ASSIGNMENT: What is the number of lines in the entries below that include the word "marker"? Provide the number only.

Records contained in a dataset
____

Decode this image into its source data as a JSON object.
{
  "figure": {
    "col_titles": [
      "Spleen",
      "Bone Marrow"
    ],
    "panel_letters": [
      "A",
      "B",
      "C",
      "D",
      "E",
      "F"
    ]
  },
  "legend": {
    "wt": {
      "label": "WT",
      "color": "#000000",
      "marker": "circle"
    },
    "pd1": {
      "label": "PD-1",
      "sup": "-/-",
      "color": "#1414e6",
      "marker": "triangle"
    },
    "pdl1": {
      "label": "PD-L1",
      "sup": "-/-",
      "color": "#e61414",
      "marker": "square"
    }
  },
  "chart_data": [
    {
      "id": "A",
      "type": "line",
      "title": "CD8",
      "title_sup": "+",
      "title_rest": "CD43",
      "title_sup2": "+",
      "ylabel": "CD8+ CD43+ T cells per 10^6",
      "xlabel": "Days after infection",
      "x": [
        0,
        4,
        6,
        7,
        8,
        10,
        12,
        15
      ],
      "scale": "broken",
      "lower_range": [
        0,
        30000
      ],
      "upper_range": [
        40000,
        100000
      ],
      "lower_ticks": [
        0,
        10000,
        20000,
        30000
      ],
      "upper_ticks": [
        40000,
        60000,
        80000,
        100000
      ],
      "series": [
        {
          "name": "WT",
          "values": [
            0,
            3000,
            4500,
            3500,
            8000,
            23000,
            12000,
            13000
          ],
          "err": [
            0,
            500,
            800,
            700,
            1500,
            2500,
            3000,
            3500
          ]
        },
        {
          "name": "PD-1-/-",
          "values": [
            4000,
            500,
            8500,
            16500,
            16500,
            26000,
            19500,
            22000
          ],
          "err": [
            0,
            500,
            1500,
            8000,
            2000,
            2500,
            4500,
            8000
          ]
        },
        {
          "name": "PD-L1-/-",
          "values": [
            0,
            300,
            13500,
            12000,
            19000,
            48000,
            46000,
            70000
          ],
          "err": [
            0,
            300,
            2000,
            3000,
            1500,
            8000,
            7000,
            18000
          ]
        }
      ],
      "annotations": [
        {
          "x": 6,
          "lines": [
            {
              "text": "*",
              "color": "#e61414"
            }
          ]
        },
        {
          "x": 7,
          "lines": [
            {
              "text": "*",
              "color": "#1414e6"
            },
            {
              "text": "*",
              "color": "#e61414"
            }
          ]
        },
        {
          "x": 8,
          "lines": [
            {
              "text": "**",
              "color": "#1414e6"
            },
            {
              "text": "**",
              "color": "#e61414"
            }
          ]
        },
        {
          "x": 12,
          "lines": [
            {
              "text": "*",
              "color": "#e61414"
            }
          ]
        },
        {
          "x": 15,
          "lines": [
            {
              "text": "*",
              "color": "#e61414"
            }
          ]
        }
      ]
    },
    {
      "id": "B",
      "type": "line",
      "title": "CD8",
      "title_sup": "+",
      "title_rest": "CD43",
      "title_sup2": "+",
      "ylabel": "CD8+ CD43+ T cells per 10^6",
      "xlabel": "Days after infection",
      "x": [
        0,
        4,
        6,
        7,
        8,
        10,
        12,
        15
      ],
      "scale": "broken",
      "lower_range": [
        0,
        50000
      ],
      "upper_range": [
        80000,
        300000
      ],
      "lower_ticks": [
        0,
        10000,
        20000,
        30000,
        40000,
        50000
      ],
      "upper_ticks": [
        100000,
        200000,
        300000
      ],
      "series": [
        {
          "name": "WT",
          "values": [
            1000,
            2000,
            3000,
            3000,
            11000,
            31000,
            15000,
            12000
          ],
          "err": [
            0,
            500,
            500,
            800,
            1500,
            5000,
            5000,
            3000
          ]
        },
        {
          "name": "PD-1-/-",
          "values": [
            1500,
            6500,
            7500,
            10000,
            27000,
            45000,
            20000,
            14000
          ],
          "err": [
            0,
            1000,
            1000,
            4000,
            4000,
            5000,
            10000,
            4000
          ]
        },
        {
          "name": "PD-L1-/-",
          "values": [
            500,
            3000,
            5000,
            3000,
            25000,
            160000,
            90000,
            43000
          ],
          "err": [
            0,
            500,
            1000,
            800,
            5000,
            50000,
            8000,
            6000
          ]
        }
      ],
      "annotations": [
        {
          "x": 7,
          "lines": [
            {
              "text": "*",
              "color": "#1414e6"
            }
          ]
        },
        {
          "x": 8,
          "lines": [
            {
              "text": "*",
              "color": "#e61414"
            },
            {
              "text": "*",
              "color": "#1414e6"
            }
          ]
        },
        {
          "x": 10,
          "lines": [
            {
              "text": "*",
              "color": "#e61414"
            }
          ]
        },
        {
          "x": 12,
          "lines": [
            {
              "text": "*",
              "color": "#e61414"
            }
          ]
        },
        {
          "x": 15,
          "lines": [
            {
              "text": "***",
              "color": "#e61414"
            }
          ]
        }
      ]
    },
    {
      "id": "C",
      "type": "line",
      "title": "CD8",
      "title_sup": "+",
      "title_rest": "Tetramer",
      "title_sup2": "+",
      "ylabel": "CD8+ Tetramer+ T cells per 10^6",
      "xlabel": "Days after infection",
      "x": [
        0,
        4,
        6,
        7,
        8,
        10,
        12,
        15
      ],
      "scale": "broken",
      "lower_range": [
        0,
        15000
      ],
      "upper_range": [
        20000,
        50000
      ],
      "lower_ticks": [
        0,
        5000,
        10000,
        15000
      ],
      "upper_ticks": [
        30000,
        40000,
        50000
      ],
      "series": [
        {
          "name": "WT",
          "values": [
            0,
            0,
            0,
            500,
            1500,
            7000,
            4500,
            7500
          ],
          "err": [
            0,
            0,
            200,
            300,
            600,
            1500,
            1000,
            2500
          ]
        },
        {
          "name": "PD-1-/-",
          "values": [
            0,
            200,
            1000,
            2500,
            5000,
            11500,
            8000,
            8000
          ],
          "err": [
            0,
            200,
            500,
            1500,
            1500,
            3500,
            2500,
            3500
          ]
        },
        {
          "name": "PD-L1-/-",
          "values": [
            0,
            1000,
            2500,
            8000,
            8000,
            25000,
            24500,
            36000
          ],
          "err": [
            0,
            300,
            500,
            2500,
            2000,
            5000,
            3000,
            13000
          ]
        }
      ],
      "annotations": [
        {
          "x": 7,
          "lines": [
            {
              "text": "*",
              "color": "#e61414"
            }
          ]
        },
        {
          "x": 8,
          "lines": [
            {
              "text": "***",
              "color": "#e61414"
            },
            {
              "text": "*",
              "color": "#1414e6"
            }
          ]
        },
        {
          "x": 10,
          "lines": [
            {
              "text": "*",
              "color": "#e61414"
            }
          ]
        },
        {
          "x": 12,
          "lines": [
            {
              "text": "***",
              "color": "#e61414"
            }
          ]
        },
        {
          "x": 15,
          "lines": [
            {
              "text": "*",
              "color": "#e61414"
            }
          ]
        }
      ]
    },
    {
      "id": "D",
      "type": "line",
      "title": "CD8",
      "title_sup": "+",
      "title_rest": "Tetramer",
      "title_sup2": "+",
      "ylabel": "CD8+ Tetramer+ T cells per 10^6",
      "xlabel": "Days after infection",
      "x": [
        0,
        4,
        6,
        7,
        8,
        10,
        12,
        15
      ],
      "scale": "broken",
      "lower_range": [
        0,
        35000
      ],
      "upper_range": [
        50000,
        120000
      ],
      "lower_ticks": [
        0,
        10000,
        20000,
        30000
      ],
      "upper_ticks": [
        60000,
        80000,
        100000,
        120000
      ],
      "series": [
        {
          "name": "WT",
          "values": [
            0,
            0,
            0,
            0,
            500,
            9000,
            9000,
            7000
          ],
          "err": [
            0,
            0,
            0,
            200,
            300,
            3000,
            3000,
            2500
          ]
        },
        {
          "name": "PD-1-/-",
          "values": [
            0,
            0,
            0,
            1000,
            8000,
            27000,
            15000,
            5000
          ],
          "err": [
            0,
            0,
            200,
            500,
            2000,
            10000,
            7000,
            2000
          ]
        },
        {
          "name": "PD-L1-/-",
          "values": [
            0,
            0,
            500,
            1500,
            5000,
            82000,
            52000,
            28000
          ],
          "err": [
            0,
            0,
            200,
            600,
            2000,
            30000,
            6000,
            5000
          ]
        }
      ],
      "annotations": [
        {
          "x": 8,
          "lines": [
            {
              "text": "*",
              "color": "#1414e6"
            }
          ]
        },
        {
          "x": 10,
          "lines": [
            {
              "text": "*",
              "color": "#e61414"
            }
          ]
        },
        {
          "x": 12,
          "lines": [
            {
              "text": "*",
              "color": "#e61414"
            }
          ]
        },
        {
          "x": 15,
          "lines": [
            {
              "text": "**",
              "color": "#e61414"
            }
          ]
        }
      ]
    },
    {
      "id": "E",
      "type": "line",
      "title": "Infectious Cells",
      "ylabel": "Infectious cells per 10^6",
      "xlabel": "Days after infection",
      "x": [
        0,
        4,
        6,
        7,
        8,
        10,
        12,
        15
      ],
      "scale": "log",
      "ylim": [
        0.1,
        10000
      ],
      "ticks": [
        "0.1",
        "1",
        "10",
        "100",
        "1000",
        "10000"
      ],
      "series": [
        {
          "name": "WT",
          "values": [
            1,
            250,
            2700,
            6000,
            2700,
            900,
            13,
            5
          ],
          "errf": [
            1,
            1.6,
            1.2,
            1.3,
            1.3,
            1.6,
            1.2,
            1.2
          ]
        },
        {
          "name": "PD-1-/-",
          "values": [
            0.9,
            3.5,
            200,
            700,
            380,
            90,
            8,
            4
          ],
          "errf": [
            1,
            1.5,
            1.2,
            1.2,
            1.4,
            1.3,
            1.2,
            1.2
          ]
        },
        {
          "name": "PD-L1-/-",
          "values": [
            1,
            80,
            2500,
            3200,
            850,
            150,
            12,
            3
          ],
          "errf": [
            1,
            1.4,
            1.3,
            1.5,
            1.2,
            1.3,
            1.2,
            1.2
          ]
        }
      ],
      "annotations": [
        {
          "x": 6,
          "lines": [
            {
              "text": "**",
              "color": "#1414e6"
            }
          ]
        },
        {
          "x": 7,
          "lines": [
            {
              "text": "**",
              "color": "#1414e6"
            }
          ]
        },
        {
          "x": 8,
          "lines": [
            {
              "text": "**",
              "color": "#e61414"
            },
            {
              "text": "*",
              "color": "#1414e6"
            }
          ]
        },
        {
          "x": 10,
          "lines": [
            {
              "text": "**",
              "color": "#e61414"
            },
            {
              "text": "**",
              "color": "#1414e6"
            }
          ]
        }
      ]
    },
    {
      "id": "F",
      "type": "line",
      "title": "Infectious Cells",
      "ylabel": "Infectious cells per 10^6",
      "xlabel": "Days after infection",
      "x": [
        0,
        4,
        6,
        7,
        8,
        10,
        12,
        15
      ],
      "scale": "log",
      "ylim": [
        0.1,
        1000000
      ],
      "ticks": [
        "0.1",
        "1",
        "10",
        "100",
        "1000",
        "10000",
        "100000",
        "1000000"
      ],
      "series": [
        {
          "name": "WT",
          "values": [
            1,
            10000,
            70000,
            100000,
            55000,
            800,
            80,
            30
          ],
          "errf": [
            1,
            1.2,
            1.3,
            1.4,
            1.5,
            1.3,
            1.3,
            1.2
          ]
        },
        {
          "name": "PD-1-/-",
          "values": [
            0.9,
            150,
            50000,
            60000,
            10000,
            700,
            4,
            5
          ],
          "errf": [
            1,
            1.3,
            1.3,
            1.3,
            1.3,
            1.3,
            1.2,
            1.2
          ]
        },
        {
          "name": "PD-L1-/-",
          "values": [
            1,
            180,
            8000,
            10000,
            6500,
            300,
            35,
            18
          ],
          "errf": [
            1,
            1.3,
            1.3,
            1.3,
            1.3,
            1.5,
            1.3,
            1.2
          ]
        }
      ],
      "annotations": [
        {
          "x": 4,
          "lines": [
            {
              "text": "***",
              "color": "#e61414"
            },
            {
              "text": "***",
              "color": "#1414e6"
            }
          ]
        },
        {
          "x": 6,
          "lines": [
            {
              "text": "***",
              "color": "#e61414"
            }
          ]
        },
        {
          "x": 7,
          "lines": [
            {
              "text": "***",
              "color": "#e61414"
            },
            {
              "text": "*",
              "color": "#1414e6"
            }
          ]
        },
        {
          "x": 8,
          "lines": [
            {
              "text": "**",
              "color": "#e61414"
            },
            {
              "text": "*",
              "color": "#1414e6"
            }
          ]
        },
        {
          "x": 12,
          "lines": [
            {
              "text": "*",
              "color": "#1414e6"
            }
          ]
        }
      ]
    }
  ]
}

____

EXERCISE RESPONSE: 3